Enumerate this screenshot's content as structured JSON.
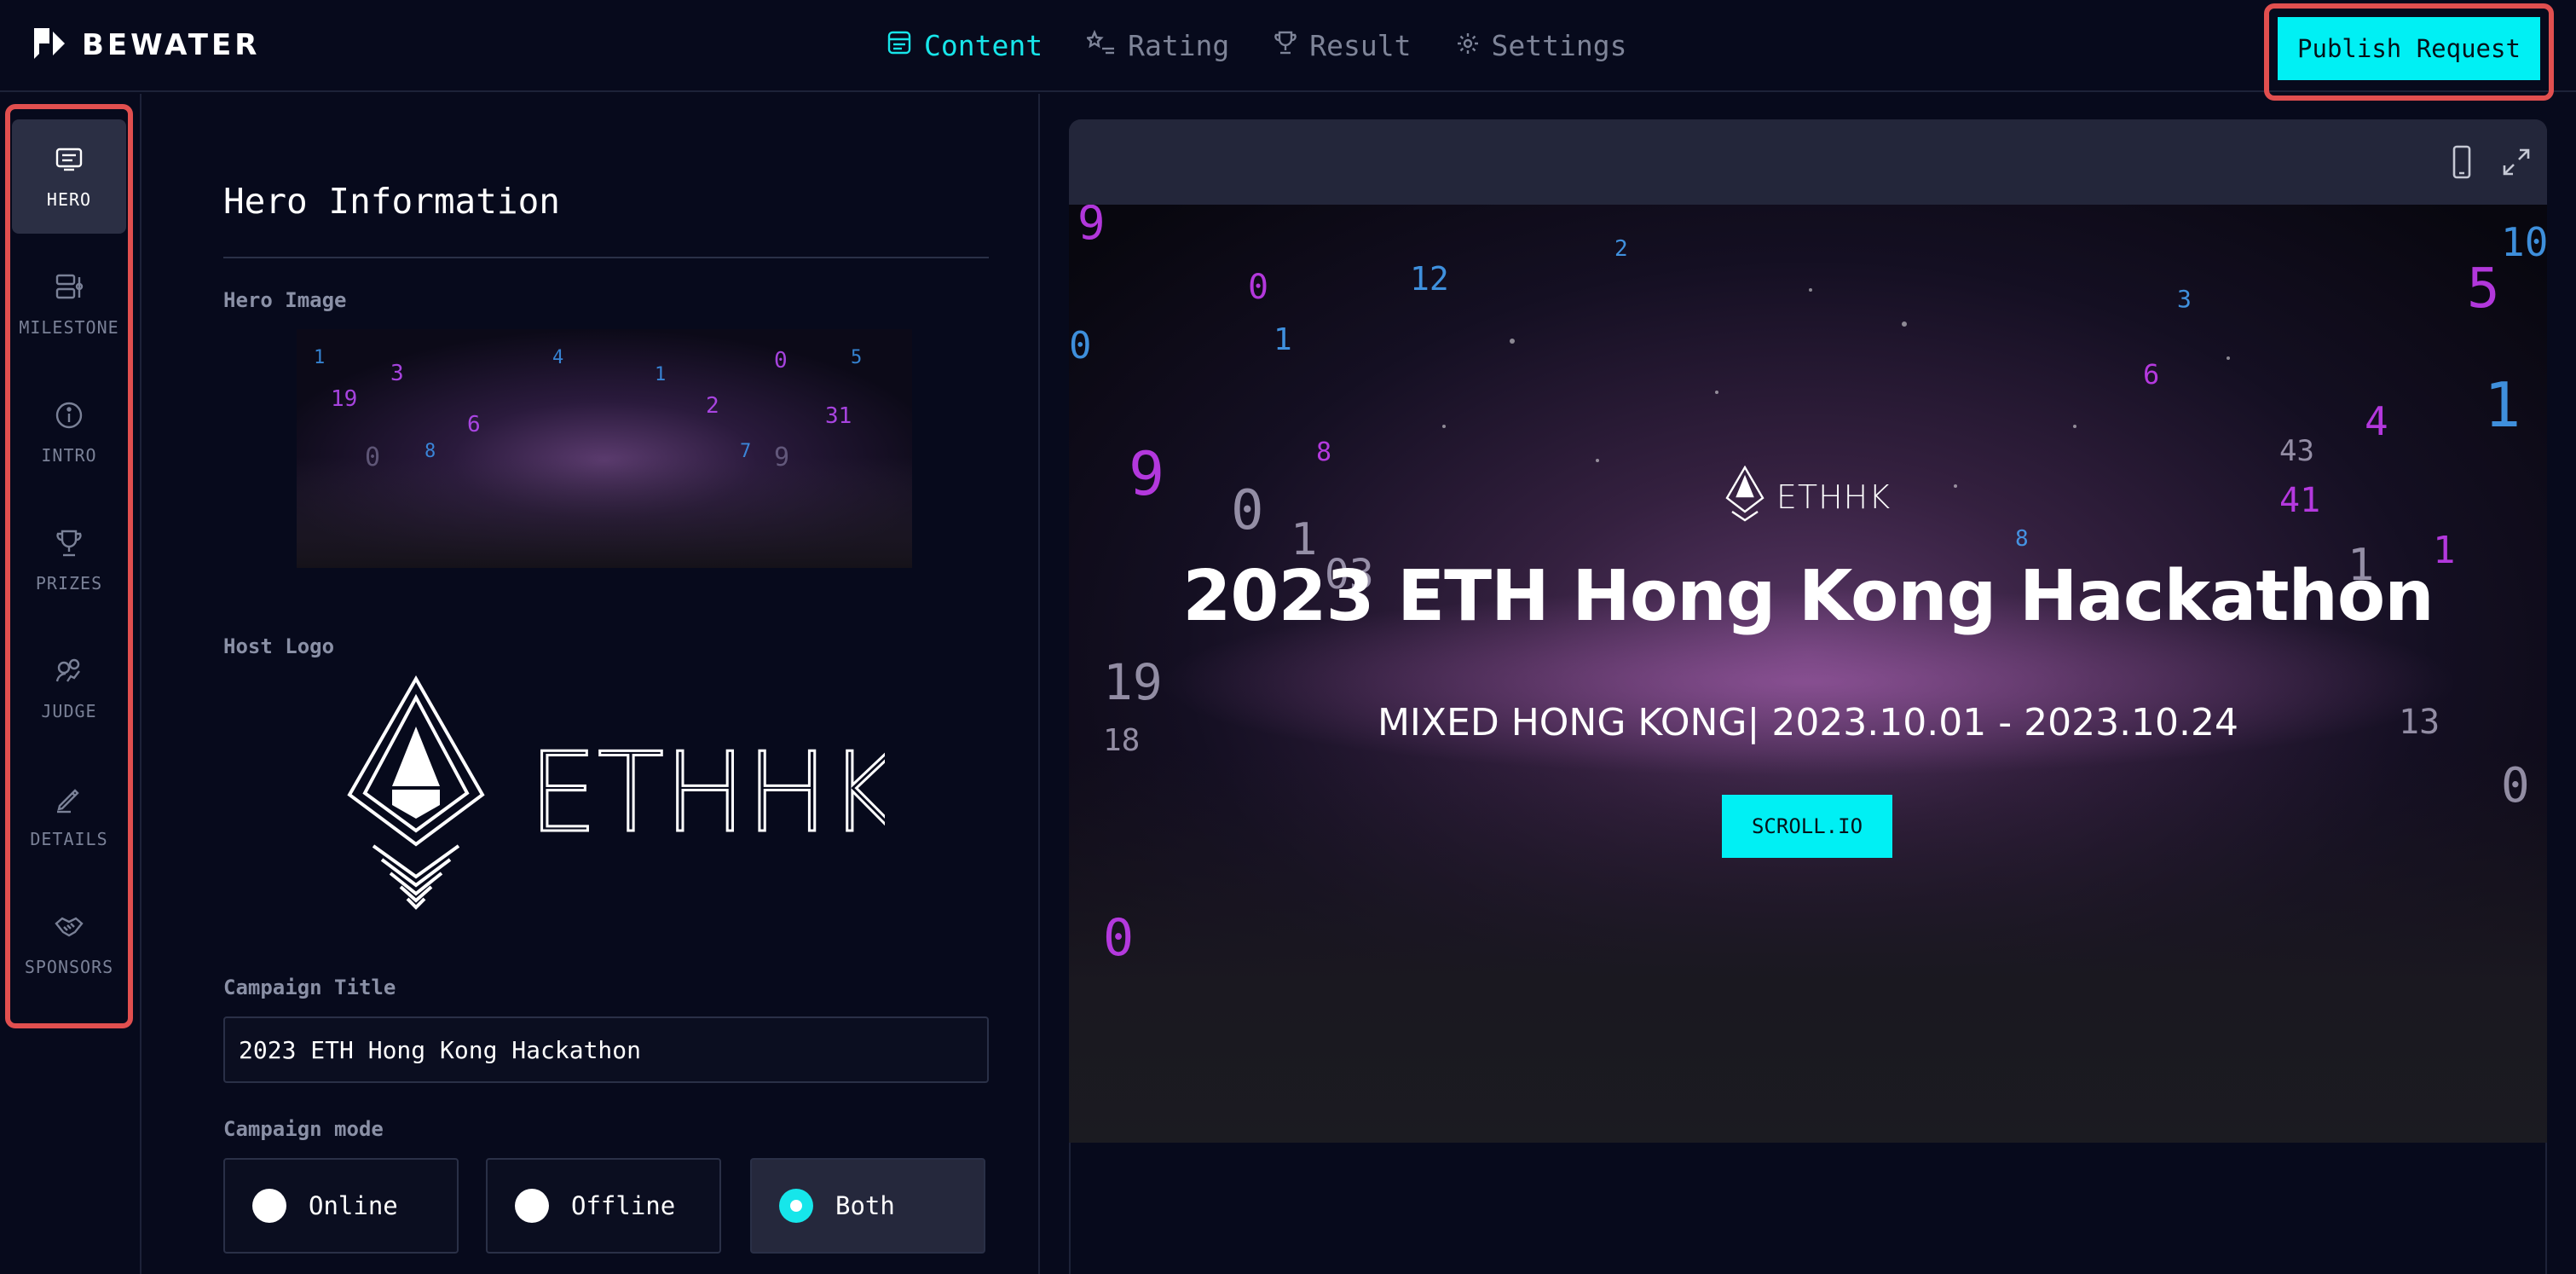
{
  "app": {
    "brand": "BEWATER"
  },
  "topnav": {
    "tabs": [
      {
        "label": "Content",
        "icon": "content-icon",
        "active": true
      },
      {
        "label": "Rating",
        "icon": "rating-icon",
        "active": false
      },
      {
        "label": "Result",
        "icon": "trophy-icon",
        "active": false
      },
      {
        "label": "Settings",
        "icon": "gear-icon",
        "active": false
      }
    ],
    "publish_label": "Publish Request"
  },
  "sidebar": {
    "items": [
      {
        "label": "HERO",
        "icon": "hero-icon",
        "active": true
      },
      {
        "label": "MILESTONE",
        "icon": "milestone-icon",
        "active": false
      },
      {
        "label": "INTRO",
        "icon": "info-icon",
        "active": false
      },
      {
        "label": "PRIZES",
        "icon": "trophy-icon",
        "active": false
      },
      {
        "label": "JUDGE",
        "icon": "judge-icon",
        "active": false
      },
      {
        "label": "DETAILS",
        "icon": "pencil-icon",
        "active": false
      },
      {
        "label": "SPONSORS",
        "icon": "handshake-icon",
        "active": false
      }
    ]
  },
  "editor": {
    "section_title": "Hero Information",
    "hero_image_label": "Hero Image",
    "host_logo_label": "Host Logo",
    "host_logo_text": "ETHHK",
    "campaign_title_label": "Campaign Title",
    "campaign_title_value": "2023 ETH Hong Kong Hackathon",
    "campaign_mode_label": "Campaign mode",
    "modes": [
      {
        "label": "Online",
        "selected": false
      },
      {
        "label": "Offline",
        "selected": false
      },
      {
        "label": "Both",
        "selected": true
      }
    ]
  },
  "preview": {
    "logo_text": "ETHHK",
    "title": "2023 ETH Hong Kong Hackathon",
    "subtitle": "MIXED HONG KONG| 2023.10.01 - 2023.10.24",
    "cta_label": "SCROLL.IO"
  },
  "colors": {
    "accent": "#00f0f4",
    "highlight": "#e14f4f",
    "background": "#070a1c"
  }
}
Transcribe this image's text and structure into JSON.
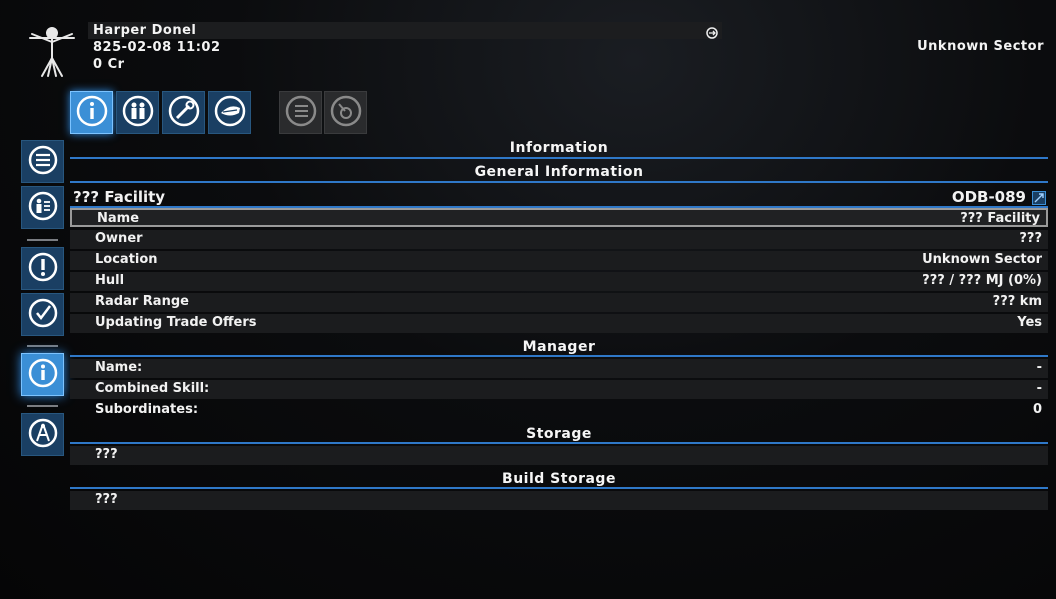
{
  "header": {
    "pilot_name": "Harper Donel",
    "datetime": "825-02-08 11:02",
    "credits": "0 Cr",
    "sector": "Unknown Sector"
  },
  "tabs": [
    {
      "icon": "info-icon",
      "state": "active"
    },
    {
      "icon": "crew-icon",
      "state": "normal"
    },
    {
      "icon": "wrench-icon",
      "state": "normal"
    },
    {
      "icon": "ship-icon",
      "state": "normal"
    },
    {
      "icon": "list-icon",
      "state": "disabled"
    },
    {
      "icon": "disc-icon",
      "state": "disabled"
    }
  ],
  "sidebar": [
    {
      "icon": "menu-icon"
    },
    {
      "icon": "people-list-icon"
    },
    {
      "icon": "alert-icon"
    },
    {
      "icon": "check-icon"
    },
    {
      "icon": "info-icon",
      "active": true
    },
    {
      "icon": "compass-icon"
    }
  ],
  "sections": {
    "information": "Information",
    "general": "General Information",
    "manager": "Manager",
    "storage": "Storage",
    "build_storage": "Build Storage"
  },
  "object": {
    "name": "??? Facility",
    "code": "ODB-089"
  },
  "general_rows": [
    {
      "key": "Name",
      "value": "??? Facility"
    },
    {
      "key": "Owner",
      "value": "???"
    },
    {
      "key": "Location",
      "value": "Unknown Sector"
    },
    {
      "key": "Hull",
      "value": "??? / ??? MJ (0%)"
    },
    {
      "key": "Radar Range",
      "value": "??? km"
    },
    {
      "key": "Updating Trade Offers",
      "value": "Yes"
    }
  ],
  "manager_rows": [
    {
      "key": "Name:",
      "value": "-"
    },
    {
      "key": "Combined Skill:",
      "value": "-"
    },
    {
      "key": "Subordinates:",
      "value": "0"
    }
  ],
  "storage_value": "???",
  "build_storage_value": "???",
  "colors": {
    "accent": "#2f78c8",
    "active_button": "#3b8fd6",
    "button": "#1a3f63"
  }
}
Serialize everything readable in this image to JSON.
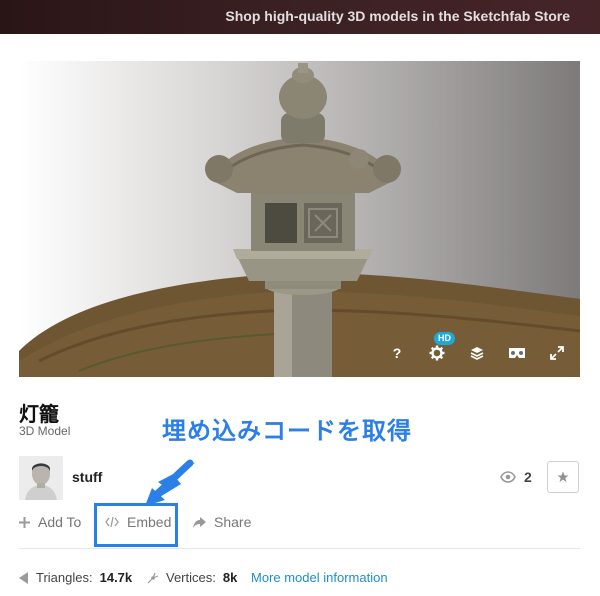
┄┄┄┄┄┄
__Task description__: Among the entries above, identify all lines with "JSON" and copy them.

__Worked solution__:
Enumerate this screenshot's content as structured JSON.
Transcribe this image's text and structure into JSON.
Serialize everything readable in this image to JSON.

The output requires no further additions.